- _Problem details_
Output the entries below exactly as written, omitting pictures.

- _Source material_
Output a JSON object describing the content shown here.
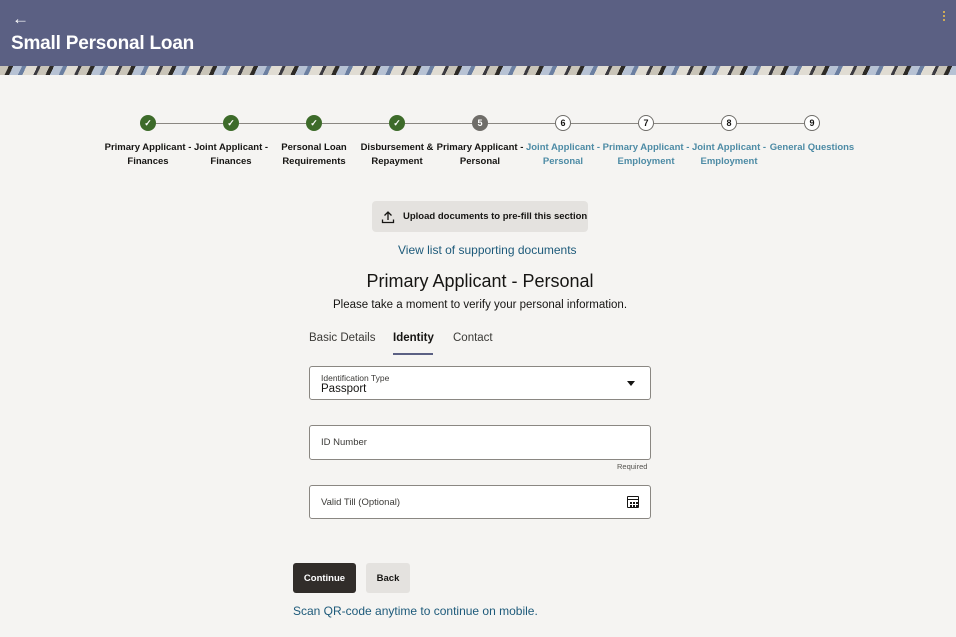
{
  "header": {
    "back_icon": "arrow-left-icon",
    "title": "Small Personal Loan",
    "menu_icon": "kebab-menu-icon",
    "accent": "#5b6083"
  },
  "stepper": {
    "steps": [
      {
        "number": "1",
        "label": "Primary Applicant - Finances",
        "state": "done"
      },
      {
        "number": "2",
        "label": "Joint Applicant - Finances",
        "state": "done"
      },
      {
        "number": "3",
        "label": "Personal Loan Requirements",
        "state": "done"
      },
      {
        "number": "4",
        "label": "Disbursement & Repayment",
        "state": "done"
      },
      {
        "number": "5",
        "label": "Primary Applicant - Personal",
        "state": "current"
      },
      {
        "number": "6",
        "label": "Joint Applicant - Personal",
        "state": "todo"
      },
      {
        "number": "7",
        "label": "Primary Applicant - Employment",
        "state": "todo"
      },
      {
        "number": "8",
        "label": "Joint Applicant - Employment",
        "state": "todo"
      },
      {
        "number": "9",
        "label": "General Questions",
        "state": "todo"
      }
    ]
  },
  "upload": {
    "icon": "upload-icon",
    "label": "Upload documents to pre-fill this section"
  },
  "supporting_docs_link": "View list of supporting documents",
  "section": {
    "title": "Primary Applicant - Personal",
    "subtitle": "Please take a moment to verify your personal information."
  },
  "tabs": [
    {
      "label": "Basic Details",
      "active": false
    },
    {
      "label": "Identity",
      "active": true
    },
    {
      "label": "Contact",
      "active": false
    }
  ],
  "form": {
    "id_type": {
      "label": "Identification Type",
      "value": "Passport"
    },
    "id_number": {
      "placeholder": "ID Number",
      "helper": "Required"
    },
    "valid_till": {
      "placeholder": "Valid Till (Optional)",
      "icon": "calendar-icon"
    }
  },
  "actions": {
    "continue": "Continue",
    "back": "Back"
  },
  "qr_link": "Scan QR-code anytime to continue on mobile."
}
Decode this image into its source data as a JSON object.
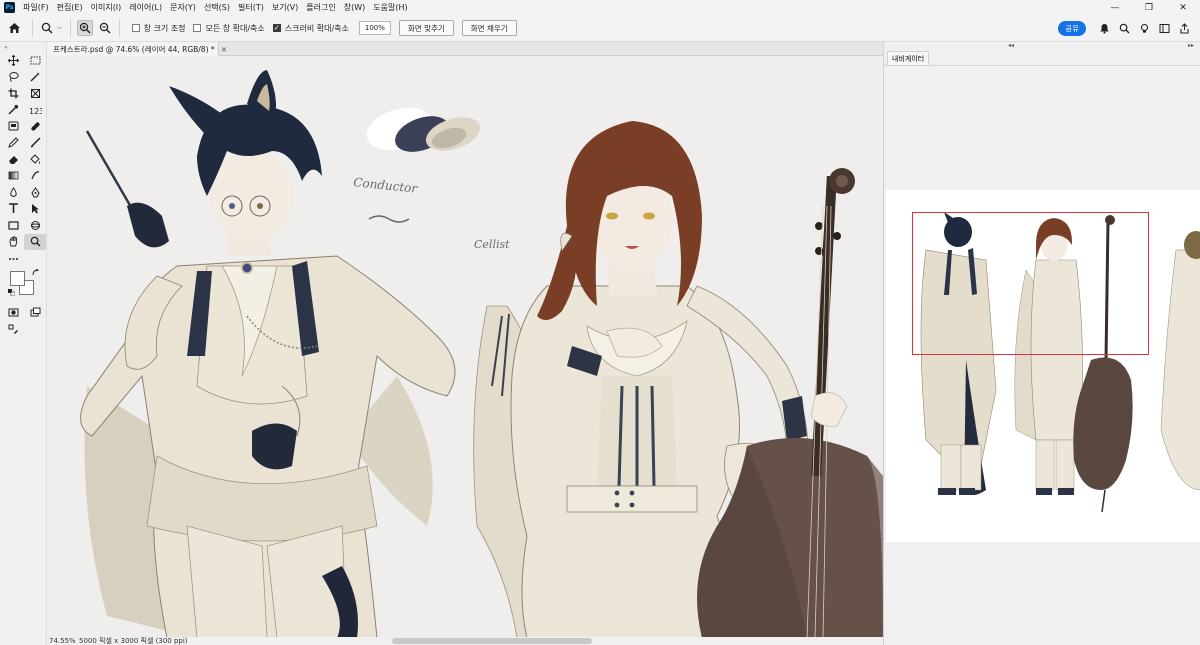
{
  "app": {
    "logo": "Ps"
  },
  "menu": [
    "파일(F)",
    "편집(E)",
    "이미지(I)",
    "레이어(L)",
    "문자(Y)",
    "선택(S)",
    "필터(T)",
    "보기(V)",
    "플러그인",
    "창(W)",
    "도움말(H)"
  ],
  "window_controls": {
    "minimize": "—",
    "maximize": "❐",
    "close": "✕"
  },
  "options": {
    "resize_windows": "창 크기 조정",
    "zoom_all_windows": "모든 창 확대/축소",
    "scrubby_zoom": "스크러비 확대/축소",
    "zoom_field": "100%",
    "fit_screen": "화면 맞추기",
    "fill_screen": "화면 채우기",
    "resize_windows_checked": false,
    "zoom_all_checked": false,
    "scrubby_checked": true,
    "share": "공유",
    "accent_color": "#1473e6"
  },
  "document": {
    "tab_title": "프케스트라.psd @ 74.6% (레이어 44, RGB/8) *",
    "close": "×"
  },
  "canvas_annotations": {
    "conductor": "Conductor",
    "cellist": "Cellist"
  },
  "status": {
    "zoom": "74.55%",
    "info": "5000 픽셀 x 3000 픽셀 (300 ppi)"
  },
  "right_panel": {
    "collapse_left": "◂◂",
    "collapse_right": "▸▸",
    "tab": "내비게이터",
    "proxy_color": "#e0323c"
  },
  "tools": [
    "move-tool-icon",
    "marquee-tool-icon",
    "lasso-tool-icon",
    "magic-wand-tool-icon",
    "crop-tool-icon",
    "frame-tool-icon",
    "eyedropper-tool-icon",
    "count-tool-icon",
    "spot-healing-tool-icon",
    "bandage-tool-icon",
    "brush-tool-icon",
    "pencil-tool-icon",
    "eraser-tool-icon",
    "bucket-tool-icon",
    "gradient-tool-icon",
    "blur-tool-icon",
    "dodge-tool-icon",
    "pen-tool-icon",
    "type-tool-icon",
    "path-select-tool-icon",
    "rectangle-tool-icon",
    "hand-tool-icon",
    "zoom-tool-icon",
    "more-tools-icon"
  ]
}
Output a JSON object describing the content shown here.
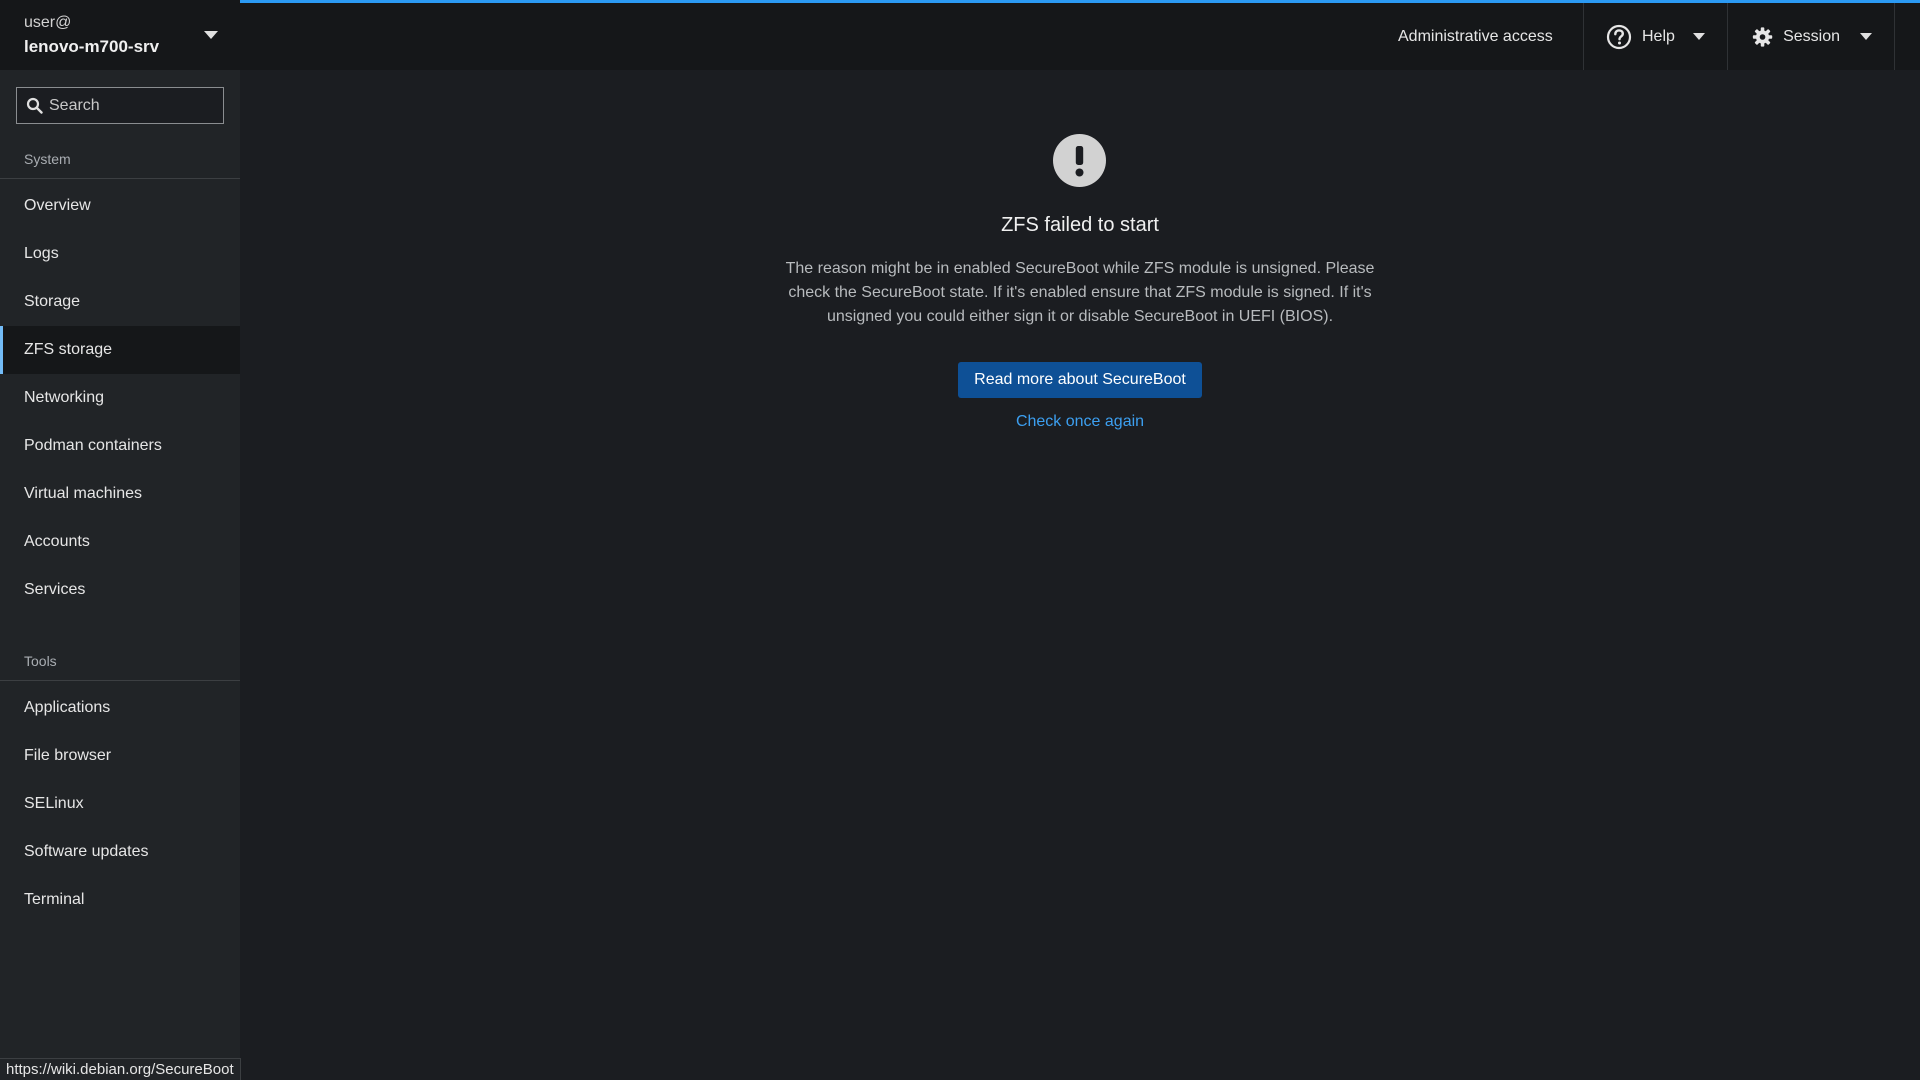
{
  "host": {
    "user": "user@",
    "name": "lenovo-m700-srv"
  },
  "search": {
    "placeholder": "Search"
  },
  "sidebar": {
    "system_label": "System",
    "system_items": [
      {
        "label": "Overview"
      },
      {
        "label": "Logs"
      },
      {
        "label": "Storage"
      },
      {
        "label": "ZFS storage"
      },
      {
        "label": "Networking"
      },
      {
        "label": "Podman containers"
      },
      {
        "label": "Virtual machines"
      },
      {
        "label": "Accounts"
      },
      {
        "label": "Services"
      }
    ],
    "active_item": "ZFS storage",
    "tools_label": "Tools",
    "tools_items": [
      {
        "label": "Applications"
      },
      {
        "label": "File browser"
      },
      {
        "label": "SELinux"
      },
      {
        "label": "Software updates"
      },
      {
        "label": "Terminal"
      }
    ]
  },
  "topbar": {
    "admin_access": "Administrative access",
    "help_label": "Help",
    "session_label": "Session",
    "help_icon": "question-circle-icon",
    "session_icon": "gear-icon"
  },
  "main": {
    "icon": "exclamation-circle-icon",
    "title": "ZFS failed to start",
    "body": "The reason might be in enabled SecureBoot while ZFS module is unsigned. Please check the SecureBoot state. If it's enabled ensure that ZFS module is signed. If it's unsigned you could either sign it or disable SecureBoot in UEFI (BIOS).",
    "primary_button": "Read more about SecureBoot",
    "link_button": "Check once again"
  },
  "statusbar": {
    "url": "https://wiki.debian.org/SecureBoot"
  },
  "colors": {
    "accent": "#73bcf7",
    "primary_button": "#0e5096",
    "link": "#3c9ff0",
    "progress": "#2b9af3"
  }
}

- _Exercise result_
Output a JSON object describing the content shown here.
{
  "header": {
    "back_icon": "arrow-left-icon",
    "title": "Small Personal Loan",
    "menu_icon": "kebab-menu-icon",
    "accent": "#5b6083"
  },
  "stepper": {
    "steps": [
      {
        "number": "1",
        "label": "Primary Applicant - Finances",
        "state": "done"
      },
      {
        "number": "2",
        "label": "Joint Applicant - Finances",
        "state": "done"
      },
      {
        "number": "3",
        "label": "Personal Loan Requirements",
        "state": "done"
      },
      {
        "number": "4",
        "label": "Disbursement & Repayment",
        "state": "done"
      },
      {
        "number": "5",
        "label": "Primary Applicant - Personal",
        "state": "current"
      },
      {
        "number": "6",
        "label": "Joint Applicant - Personal",
        "state": "todo"
      },
      {
        "number": "7",
        "label": "Primary Applicant - Employment",
        "state": "todo"
      },
      {
        "number": "8",
        "label": "Joint Applicant - Employment",
        "state": "todo"
      },
      {
        "number": "9",
        "label": "General Questions",
        "state": "todo"
      }
    ]
  },
  "upload": {
    "icon": "upload-icon",
    "label": "Upload documents to pre-fill this section"
  },
  "supporting_docs_link": "View list of supporting documents",
  "section": {
    "title": "Primary Applicant - Personal",
    "subtitle": "Please take a moment to verify your personal information."
  },
  "tabs": [
    {
      "label": "Basic Details",
      "active": false
    },
    {
      "label": "Identity",
      "active": true
    },
    {
      "label": "Contact",
      "active": false
    }
  ],
  "form": {
    "id_type": {
      "label": "Identification Type",
      "value": "Passport"
    },
    "id_number": {
      "placeholder": "ID Number",
      "helper": "Required"
    },
    "valid_till": {
      "placeholder": "Valid Till (Optional)",
      "icon": "calendar-icon"
    }
  },
  "actions": {
    "continue": "Continue",
    "back": "Back"
  },
  "qr_link": "Scan QR-code anytime to continue on mobile."
}
Decode this image into its source data as a JSON object.
{
  "app": {
    "logo": "Ps"
  },
  "menu": [
    "파일(F)",
    "편집(E)",
    "이미지(I)",
    "레이어(L)",
    "문자(Y)",
    "선택(S)",
    "필터(T)",
    "보기(V)",
    "플러그인",
    "창(W)",
    "도움말(H)"
  ],
  "window_controls": {
    "minimize": "—",
    "maximize": "❐",
    "close": "✕"
  },
  "options": {
    "resize_windows": "창 크기 조정",
    "zoom_all_windows": "모든 창 확대/축소",
    "scrubby_zoom": "스크러비 확대/축소",
    "zoom_field": "100%",
    "fit_screen": "화면 맞추기",
    "fill_screen": "화면 채우기",
    "resize_windows_checked": false,
    "zoom_all_checked": false,
    "scrubby_checked": true,
    "share": "공유",
    "accent_color": "#1473e6"
  },
  "document": {
    "tab_title": "프케스트라.psd @ 74.6% (레이어 44, RGB/8) *",
    "close": "×"
  },
  "canvas_annotations": {
    "conductor": "Conductor",
    "cellist": "Cellist"
  },
  "status": {
    "zoom": "74.55%",
    "info": "5000 픽셀 x 3000 픽셀 (300 ppi)"
  },
  "right_panel": {
    "collapse_left": "◂◂",
    "collapse_right": "▸▸",
    "tab": "내비게이터",
    "proxy_color": "#e0323c"
  },
  "tools": [
    "move-tool-icon",
    "marquee-tool-icon",
    "lasso-tool-icon",
    "magic-wand-tool-icon",
    "crop-tool-icon",
    "frame-tool-icon",
    "eyedropper-tool-icon",
    "count-tool-icon",
    "spot-healing-tool-icon",
    "bandage-tool-icon",
    "brush-tool-icon",
    "pencil-tool-icon",
    "eraser-tool-icon",
    "bucket-tool-icon",
    "gradient-tool-icon",
    "blur-tool-icon",
    "dodge-tool-icon",
    "pen-tool-icon",
    "type-tool-icon",
    "path-select-tool-icon",
    "rectangle-tool-icon",
    "hand-tool-icon",
    "zoom-tool-icon",
    "more-tools-icon"
  ]
}
Output a JSON object describing the content shown here.
{
  "host": {
    "user": "user@",
    "name": "lenovo-m700-srv"
  },
  "search": {
    "placeholder": "Search"
  },
  "sidebar": {
    "system_label": "System",
    "system_items": [
      {
        "label": "Overview"
      },
      {
        "label": "Logs"
      },
      {
        "label": "Storage"
      },
      {
        "label": "ZFS storage"
      },
      {
        "label": "Networking"
      },
      {
        "label": "Podman containers"
      },
      {
        "label": "Virtual machines"
      },
      {
        "label": "Accounts"
      },
      {
        "label": "Services"
      }
    ],
    "active_item": "ZFS storage",
    "tools_label": "Tools",
    "tools_items": [
      {
        "label": "Applications"
      },
      {
        "label": "File browser"
      },
      {
        "label": "SELinux"
      },
      {
        "label": "Software updates"
      },
      {
        "label": "Terminal"
      }
    ]
  },
  "topbar": {
    "admin_access": "Administrative access",
    "help_label": "Help",
    "session_label": "Session",
    "help_icon": "question-circle-icon",
    "session_icon": "gear-icon"
  },
  "main": {
    "icon": "exclamation-circle-icon",
    "title": "ZFS failed to start",
    "body": "The reason might be in enabled SecureBoot while ZFS module is unsigned. Please check the SecureBoot state. If it's enabled ensure that ZFS module is signed. If it's unsigned you could either sign it or disable SecureBoot in UEFI (BIOS).",
    "primary_button": "Read more about SecureBoot",
    "link_button": "Check once again"
  },
  "statusbar": {
    "url": "https://wiki.debian.org/SecureBoot"
  },
  "colors": {
    "accent": "#73bcf7",
    "primary_button": "#0e5096",
    "link": "#3c9ff0",
    "progress": "#2b9af3"
  }
}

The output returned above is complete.